* [BRIEF]:
Within the material below, find each line bearing the word "Веймара" and present it.

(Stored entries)
____________________
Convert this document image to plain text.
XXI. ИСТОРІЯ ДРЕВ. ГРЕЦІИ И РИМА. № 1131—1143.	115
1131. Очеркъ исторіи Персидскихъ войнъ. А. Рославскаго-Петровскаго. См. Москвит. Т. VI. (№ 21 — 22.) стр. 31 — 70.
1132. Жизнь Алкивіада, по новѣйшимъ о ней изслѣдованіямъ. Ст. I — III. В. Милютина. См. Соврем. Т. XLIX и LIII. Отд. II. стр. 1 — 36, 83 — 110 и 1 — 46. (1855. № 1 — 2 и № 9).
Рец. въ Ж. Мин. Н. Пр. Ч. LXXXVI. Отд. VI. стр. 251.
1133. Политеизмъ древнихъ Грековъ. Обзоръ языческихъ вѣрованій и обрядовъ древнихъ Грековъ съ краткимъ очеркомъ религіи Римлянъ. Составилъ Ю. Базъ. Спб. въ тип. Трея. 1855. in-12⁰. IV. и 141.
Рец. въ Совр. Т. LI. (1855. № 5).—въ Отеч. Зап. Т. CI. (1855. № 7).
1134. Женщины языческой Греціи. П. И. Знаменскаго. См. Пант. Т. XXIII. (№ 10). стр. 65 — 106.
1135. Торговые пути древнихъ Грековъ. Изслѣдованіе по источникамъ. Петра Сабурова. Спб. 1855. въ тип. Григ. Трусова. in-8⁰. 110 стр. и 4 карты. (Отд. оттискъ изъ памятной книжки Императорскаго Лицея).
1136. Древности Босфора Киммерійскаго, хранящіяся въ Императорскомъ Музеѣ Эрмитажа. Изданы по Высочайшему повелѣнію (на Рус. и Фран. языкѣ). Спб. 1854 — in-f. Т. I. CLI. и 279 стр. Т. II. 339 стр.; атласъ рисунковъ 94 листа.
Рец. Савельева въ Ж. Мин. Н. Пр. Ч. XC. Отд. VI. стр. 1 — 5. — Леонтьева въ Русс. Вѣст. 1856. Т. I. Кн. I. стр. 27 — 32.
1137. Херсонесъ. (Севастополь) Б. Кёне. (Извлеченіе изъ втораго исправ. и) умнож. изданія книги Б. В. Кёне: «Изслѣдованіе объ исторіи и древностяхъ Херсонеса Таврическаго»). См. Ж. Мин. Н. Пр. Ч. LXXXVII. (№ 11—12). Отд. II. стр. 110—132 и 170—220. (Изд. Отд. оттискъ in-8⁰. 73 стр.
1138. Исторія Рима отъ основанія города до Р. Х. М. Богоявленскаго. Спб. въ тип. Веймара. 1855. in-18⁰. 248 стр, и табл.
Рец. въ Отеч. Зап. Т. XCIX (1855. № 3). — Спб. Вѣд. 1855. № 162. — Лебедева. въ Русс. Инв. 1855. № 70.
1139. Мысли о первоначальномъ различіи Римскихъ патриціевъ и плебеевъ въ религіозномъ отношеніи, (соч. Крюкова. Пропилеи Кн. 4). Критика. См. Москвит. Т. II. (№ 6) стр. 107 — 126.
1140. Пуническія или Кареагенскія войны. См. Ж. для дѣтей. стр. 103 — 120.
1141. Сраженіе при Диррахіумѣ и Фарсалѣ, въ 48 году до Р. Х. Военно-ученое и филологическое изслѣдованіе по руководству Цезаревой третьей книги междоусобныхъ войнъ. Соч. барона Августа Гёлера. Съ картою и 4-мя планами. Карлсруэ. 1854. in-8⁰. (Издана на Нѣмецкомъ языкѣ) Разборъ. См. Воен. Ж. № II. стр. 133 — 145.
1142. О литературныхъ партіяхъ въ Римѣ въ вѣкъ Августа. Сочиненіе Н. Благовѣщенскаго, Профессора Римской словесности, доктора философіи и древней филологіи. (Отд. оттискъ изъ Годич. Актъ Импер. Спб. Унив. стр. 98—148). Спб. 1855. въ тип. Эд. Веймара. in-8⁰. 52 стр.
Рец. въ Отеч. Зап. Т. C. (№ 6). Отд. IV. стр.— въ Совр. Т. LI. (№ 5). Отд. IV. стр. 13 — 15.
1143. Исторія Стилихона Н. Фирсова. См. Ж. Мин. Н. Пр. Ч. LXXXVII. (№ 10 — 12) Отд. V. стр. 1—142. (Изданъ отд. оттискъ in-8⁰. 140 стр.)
____________________
* [WRITTEN SOLUTION]:
1138. Исторія Рима отъ основанія города до Р. Х. М. Богоявленскаго. Спб. въ тип. Веймара. 1855. in-18⁰. 248 стр, и табл.
1142. О литературныхъ партіяхъ въ Римѣ въ вѣкъ Августа. Сочиненіе Н. Благовѣщенскаго, Профессора Римской словесности, доктора философіи и древней филологіи. (Отд. оттискъ изъ Годич. Актъ Импер. Спб. Унив. стр. 98—148). Спб. 1855. въ тип. Эд. Веймара. in-8⁰. 52 стр.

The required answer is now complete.